- [TO DO] Pick out every line holding the string "this" and copy it.

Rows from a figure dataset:
☆ ☆ ☆ ☆
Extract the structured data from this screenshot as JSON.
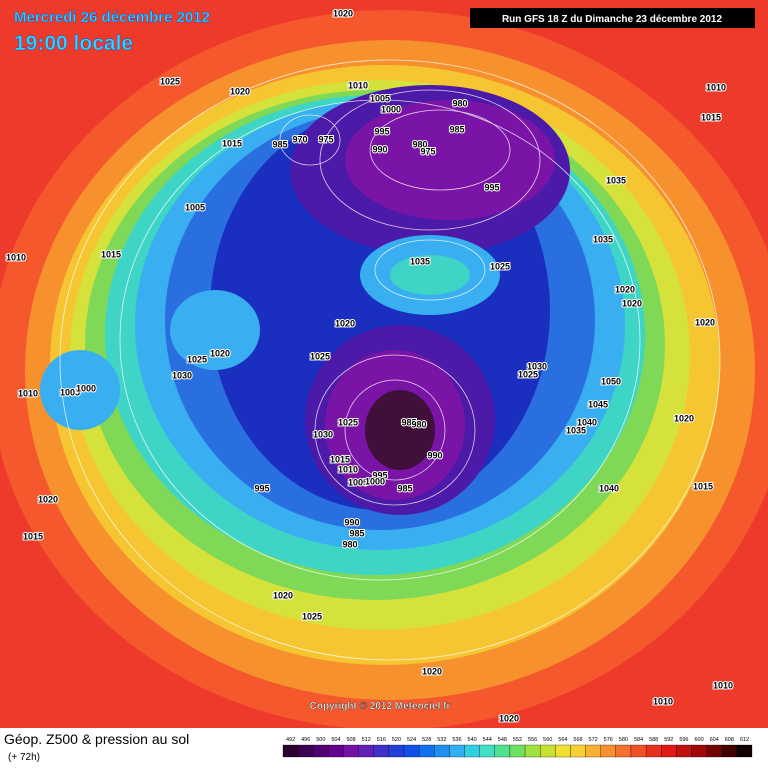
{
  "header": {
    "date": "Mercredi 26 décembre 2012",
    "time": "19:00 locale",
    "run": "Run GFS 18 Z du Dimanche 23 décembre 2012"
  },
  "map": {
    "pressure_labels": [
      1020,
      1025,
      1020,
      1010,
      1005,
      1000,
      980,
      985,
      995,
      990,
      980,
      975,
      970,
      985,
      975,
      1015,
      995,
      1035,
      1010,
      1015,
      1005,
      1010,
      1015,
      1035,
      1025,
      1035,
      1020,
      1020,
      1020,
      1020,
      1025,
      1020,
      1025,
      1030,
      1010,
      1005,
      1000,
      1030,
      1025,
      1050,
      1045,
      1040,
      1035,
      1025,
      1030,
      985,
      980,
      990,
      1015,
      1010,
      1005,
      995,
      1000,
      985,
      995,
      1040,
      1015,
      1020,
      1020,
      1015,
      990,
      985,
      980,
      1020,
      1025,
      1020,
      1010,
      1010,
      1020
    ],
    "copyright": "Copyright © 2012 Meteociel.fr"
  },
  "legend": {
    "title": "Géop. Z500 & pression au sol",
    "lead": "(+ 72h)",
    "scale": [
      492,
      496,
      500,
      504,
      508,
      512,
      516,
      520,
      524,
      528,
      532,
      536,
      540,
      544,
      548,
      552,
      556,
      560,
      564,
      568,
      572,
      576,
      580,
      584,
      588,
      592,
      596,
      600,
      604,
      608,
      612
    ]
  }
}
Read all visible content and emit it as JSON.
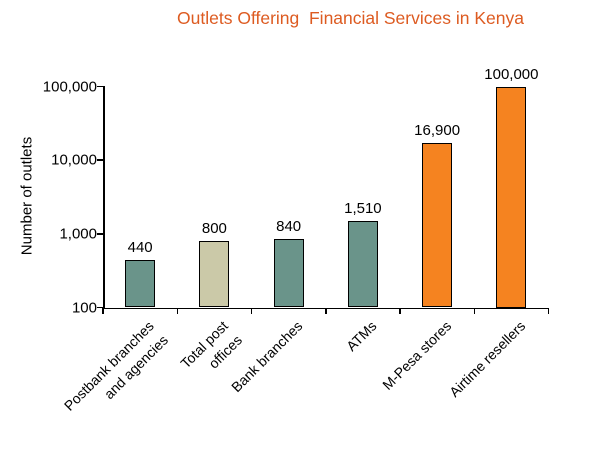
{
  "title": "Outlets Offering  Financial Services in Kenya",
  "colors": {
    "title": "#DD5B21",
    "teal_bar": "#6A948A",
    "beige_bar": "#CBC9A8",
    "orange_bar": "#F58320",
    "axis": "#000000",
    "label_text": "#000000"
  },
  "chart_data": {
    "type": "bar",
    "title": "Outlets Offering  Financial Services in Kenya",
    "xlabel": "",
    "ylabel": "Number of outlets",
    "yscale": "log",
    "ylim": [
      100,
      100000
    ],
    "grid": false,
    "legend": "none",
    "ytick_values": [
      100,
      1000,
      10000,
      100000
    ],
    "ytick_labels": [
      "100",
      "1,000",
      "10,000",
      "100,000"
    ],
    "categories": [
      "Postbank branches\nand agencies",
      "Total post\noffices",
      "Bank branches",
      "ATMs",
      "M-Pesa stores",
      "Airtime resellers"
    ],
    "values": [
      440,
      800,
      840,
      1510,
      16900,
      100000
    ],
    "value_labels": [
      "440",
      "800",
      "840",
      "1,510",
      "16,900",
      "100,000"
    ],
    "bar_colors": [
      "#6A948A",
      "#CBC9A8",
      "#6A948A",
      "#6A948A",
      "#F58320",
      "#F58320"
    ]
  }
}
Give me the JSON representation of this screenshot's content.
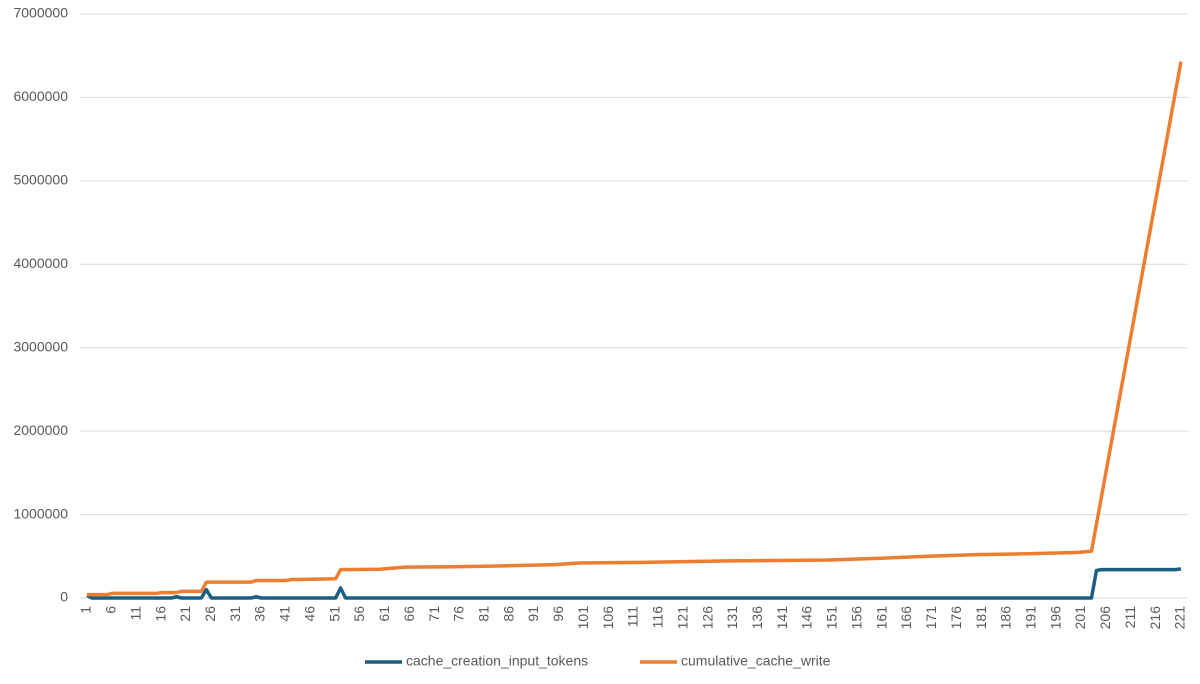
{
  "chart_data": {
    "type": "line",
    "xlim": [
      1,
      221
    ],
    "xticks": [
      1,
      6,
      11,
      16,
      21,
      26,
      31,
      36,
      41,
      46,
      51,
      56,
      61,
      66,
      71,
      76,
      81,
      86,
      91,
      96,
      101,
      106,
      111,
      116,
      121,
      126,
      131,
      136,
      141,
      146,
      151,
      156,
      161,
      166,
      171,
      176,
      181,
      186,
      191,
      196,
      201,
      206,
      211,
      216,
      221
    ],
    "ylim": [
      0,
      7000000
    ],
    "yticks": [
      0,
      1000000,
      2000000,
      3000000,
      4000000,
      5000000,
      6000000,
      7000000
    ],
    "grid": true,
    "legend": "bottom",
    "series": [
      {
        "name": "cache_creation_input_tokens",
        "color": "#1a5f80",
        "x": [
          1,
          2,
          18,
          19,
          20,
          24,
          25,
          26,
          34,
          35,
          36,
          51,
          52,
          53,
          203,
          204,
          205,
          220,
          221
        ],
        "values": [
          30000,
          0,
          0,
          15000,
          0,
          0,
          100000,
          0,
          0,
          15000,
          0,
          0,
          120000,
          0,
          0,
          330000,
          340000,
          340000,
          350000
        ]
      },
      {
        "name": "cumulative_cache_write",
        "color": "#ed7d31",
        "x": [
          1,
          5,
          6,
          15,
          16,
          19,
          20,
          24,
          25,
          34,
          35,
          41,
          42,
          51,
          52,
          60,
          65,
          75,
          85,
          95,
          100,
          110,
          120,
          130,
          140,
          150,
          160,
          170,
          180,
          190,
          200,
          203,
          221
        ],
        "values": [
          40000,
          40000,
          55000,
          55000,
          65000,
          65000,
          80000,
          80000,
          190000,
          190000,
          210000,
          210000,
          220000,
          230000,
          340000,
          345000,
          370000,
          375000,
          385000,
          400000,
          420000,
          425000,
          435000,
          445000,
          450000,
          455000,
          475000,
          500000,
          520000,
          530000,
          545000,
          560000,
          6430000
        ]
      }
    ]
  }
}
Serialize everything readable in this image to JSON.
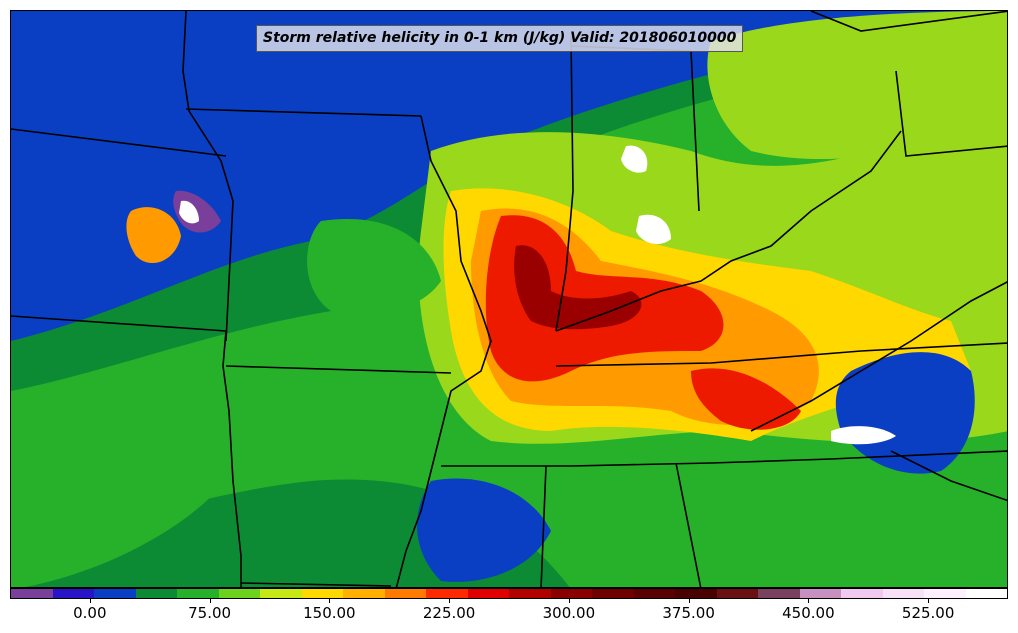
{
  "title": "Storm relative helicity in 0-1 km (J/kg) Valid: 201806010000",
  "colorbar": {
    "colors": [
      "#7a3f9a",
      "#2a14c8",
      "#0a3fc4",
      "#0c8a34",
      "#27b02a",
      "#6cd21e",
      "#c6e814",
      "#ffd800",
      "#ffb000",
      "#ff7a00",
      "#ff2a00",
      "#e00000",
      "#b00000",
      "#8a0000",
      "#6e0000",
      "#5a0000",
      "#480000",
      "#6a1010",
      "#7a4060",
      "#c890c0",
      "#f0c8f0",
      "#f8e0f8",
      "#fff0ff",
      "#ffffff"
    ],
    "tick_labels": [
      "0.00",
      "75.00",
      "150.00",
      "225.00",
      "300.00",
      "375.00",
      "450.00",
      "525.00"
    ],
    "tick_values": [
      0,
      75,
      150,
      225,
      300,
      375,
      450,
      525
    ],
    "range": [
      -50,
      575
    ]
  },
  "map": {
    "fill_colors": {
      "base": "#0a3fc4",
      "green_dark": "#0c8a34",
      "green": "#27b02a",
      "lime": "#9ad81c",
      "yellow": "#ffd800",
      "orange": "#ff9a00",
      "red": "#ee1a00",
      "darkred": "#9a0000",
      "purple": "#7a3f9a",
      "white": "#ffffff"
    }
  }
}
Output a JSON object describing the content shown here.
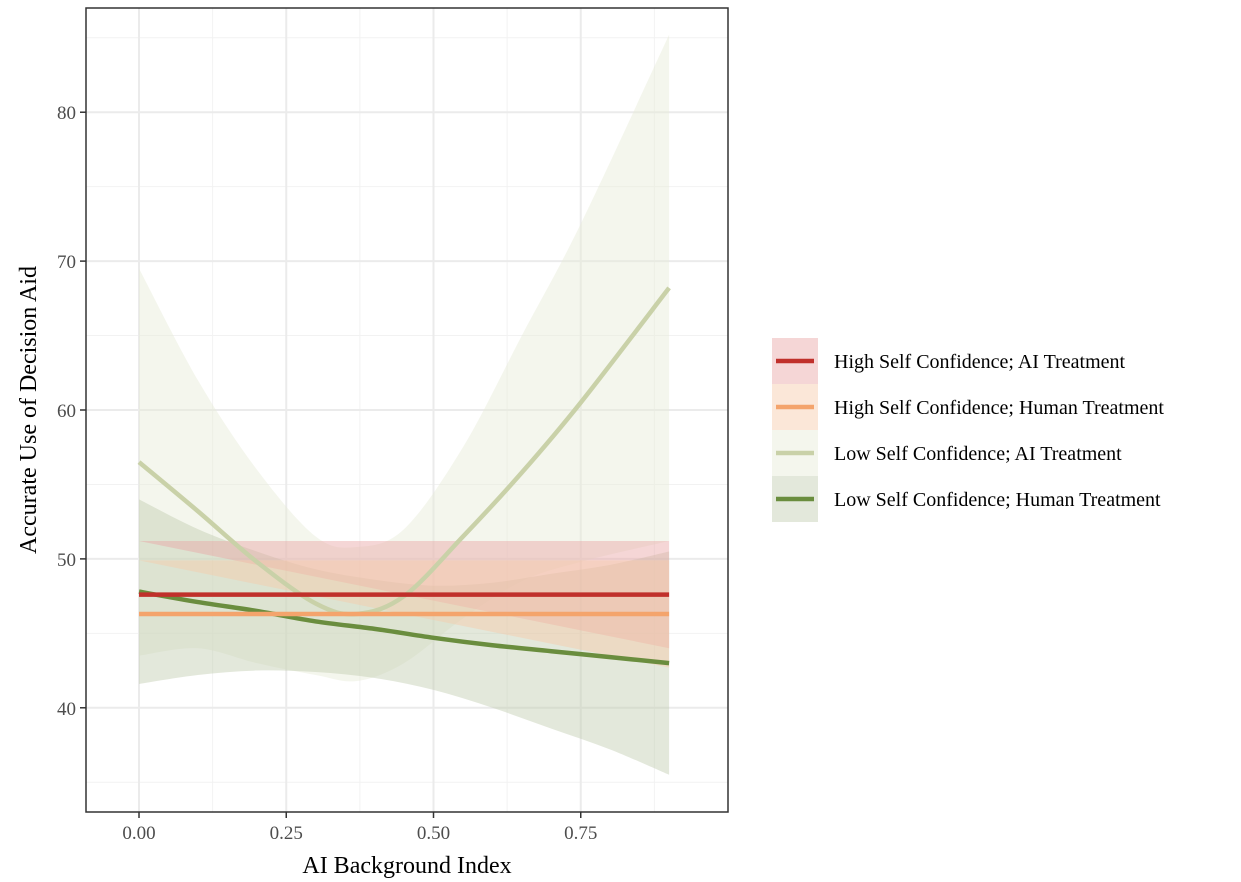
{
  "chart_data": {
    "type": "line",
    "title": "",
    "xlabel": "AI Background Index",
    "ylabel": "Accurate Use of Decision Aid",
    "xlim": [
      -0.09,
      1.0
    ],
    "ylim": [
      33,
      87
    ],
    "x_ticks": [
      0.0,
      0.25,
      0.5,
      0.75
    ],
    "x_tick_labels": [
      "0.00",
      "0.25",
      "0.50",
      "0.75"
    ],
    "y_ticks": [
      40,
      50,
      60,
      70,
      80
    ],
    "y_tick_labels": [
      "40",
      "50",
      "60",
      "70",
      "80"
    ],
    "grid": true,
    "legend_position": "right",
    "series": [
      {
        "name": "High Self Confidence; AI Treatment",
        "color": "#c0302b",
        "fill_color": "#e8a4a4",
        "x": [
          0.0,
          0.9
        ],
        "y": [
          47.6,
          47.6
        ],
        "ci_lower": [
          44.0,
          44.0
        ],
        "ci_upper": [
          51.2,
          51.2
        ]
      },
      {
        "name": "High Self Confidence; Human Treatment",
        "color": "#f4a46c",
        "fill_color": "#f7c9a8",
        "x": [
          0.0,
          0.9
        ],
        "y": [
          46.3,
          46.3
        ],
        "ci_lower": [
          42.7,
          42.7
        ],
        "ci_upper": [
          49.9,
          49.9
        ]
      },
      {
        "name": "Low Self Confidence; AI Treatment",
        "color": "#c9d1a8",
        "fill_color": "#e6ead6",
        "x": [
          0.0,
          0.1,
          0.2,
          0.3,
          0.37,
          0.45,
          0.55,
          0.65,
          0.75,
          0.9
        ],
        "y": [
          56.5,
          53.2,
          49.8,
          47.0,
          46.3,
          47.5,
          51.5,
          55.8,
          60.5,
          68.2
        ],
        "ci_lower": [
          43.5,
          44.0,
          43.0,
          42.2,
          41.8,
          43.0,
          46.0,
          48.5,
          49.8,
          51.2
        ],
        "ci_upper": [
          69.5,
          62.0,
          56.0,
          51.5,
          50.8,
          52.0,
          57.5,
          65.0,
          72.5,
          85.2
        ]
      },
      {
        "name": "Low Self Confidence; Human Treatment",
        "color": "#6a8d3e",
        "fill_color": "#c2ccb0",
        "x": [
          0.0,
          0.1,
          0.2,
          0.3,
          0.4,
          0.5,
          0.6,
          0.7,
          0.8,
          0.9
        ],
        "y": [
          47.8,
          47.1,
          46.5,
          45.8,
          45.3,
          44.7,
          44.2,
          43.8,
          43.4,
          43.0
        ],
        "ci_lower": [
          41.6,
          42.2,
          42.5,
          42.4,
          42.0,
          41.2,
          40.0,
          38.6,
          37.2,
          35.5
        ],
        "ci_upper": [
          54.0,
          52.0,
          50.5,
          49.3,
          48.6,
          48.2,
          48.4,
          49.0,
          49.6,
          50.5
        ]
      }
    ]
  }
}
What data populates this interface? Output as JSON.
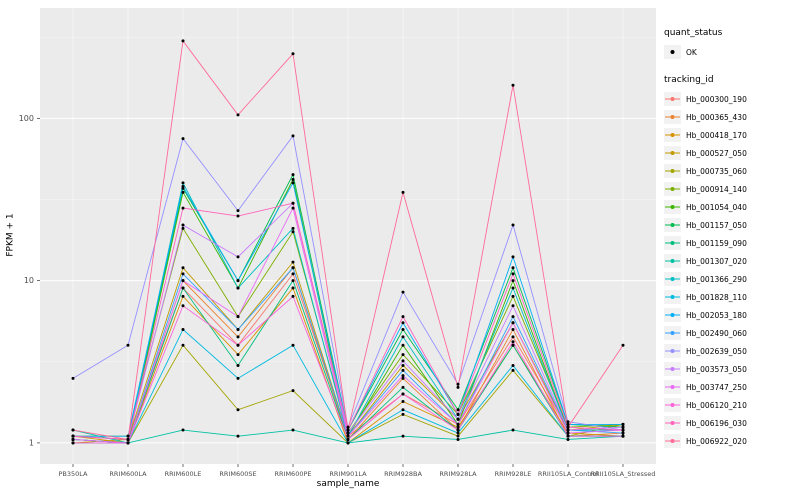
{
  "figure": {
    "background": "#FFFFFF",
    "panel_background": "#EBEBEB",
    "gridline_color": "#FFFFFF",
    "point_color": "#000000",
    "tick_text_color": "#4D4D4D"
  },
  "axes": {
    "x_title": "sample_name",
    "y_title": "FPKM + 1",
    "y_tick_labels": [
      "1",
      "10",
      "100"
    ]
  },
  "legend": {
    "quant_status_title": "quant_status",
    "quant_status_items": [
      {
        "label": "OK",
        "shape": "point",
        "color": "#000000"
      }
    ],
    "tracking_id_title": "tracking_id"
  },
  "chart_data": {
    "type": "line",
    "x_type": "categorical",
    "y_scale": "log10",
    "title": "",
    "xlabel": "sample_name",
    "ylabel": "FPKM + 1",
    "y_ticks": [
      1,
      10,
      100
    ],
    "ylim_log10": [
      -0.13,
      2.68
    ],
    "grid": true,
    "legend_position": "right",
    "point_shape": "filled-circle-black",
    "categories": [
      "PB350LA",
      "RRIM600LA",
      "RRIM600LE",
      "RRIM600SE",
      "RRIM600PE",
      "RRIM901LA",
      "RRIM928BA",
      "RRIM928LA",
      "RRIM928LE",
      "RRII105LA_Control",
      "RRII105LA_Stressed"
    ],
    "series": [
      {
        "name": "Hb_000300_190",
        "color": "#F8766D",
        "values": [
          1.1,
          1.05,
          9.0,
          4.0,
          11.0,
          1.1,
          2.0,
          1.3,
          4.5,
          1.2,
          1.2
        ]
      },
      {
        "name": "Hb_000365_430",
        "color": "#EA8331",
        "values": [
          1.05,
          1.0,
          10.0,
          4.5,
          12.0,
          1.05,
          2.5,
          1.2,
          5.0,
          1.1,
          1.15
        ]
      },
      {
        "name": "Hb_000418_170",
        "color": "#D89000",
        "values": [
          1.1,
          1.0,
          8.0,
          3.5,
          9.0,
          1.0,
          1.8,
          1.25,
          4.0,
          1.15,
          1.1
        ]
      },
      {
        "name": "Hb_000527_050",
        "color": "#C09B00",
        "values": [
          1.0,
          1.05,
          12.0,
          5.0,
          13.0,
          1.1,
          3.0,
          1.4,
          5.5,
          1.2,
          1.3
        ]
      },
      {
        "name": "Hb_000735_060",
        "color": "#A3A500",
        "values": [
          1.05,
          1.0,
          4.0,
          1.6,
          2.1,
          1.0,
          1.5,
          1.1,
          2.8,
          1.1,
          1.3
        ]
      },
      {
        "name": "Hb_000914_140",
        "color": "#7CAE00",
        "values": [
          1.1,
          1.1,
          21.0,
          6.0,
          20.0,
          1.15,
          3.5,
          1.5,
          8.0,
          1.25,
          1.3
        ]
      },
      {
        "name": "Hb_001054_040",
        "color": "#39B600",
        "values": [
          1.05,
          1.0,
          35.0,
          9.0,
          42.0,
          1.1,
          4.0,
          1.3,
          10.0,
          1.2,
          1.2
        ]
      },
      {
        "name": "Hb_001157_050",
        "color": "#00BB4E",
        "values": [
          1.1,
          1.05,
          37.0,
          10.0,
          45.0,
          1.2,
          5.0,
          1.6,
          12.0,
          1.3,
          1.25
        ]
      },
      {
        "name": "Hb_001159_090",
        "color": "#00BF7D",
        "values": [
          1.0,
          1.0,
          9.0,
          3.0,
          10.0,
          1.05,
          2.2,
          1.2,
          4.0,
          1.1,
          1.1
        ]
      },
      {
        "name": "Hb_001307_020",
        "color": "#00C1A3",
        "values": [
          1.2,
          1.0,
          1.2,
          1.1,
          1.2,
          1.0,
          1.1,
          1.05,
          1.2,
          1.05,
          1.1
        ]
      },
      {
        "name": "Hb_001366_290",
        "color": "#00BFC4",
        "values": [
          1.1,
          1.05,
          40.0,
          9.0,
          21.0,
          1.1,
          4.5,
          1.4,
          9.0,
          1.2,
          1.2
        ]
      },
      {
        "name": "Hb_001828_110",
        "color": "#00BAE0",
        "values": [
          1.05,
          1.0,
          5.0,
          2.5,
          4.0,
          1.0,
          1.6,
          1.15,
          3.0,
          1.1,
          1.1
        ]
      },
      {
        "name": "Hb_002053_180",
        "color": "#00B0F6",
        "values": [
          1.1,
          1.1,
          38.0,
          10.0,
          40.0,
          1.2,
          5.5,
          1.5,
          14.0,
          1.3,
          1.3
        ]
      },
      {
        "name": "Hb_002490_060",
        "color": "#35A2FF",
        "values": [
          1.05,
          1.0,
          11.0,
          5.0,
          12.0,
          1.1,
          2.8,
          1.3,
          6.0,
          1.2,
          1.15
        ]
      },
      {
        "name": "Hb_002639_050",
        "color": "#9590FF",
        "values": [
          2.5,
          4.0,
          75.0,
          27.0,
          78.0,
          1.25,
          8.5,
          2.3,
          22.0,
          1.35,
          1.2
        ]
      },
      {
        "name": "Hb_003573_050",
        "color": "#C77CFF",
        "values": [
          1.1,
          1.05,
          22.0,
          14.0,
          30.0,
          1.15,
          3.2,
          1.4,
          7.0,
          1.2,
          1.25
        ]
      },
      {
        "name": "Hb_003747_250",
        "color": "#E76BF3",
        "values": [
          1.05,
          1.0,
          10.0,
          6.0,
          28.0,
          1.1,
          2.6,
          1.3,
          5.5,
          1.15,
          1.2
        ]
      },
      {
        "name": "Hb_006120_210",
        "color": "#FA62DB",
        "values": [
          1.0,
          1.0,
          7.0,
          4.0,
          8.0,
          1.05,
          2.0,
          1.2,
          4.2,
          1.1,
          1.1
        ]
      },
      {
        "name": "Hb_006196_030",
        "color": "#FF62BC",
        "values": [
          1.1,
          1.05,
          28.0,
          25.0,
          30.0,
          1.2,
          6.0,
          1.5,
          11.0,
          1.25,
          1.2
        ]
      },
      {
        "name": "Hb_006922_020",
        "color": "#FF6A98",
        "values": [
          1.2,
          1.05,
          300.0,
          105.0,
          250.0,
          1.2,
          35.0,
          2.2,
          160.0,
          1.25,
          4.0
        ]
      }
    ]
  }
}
☆ ☆ ☆ ☆
- [THE SOLUTION]
Extract the structured data from this screenshot as JSON.
Give me the JSON representation of this screenshot's content.
Serialize everything readable in this image to JSON.
What data populates this interface? Output as JSON.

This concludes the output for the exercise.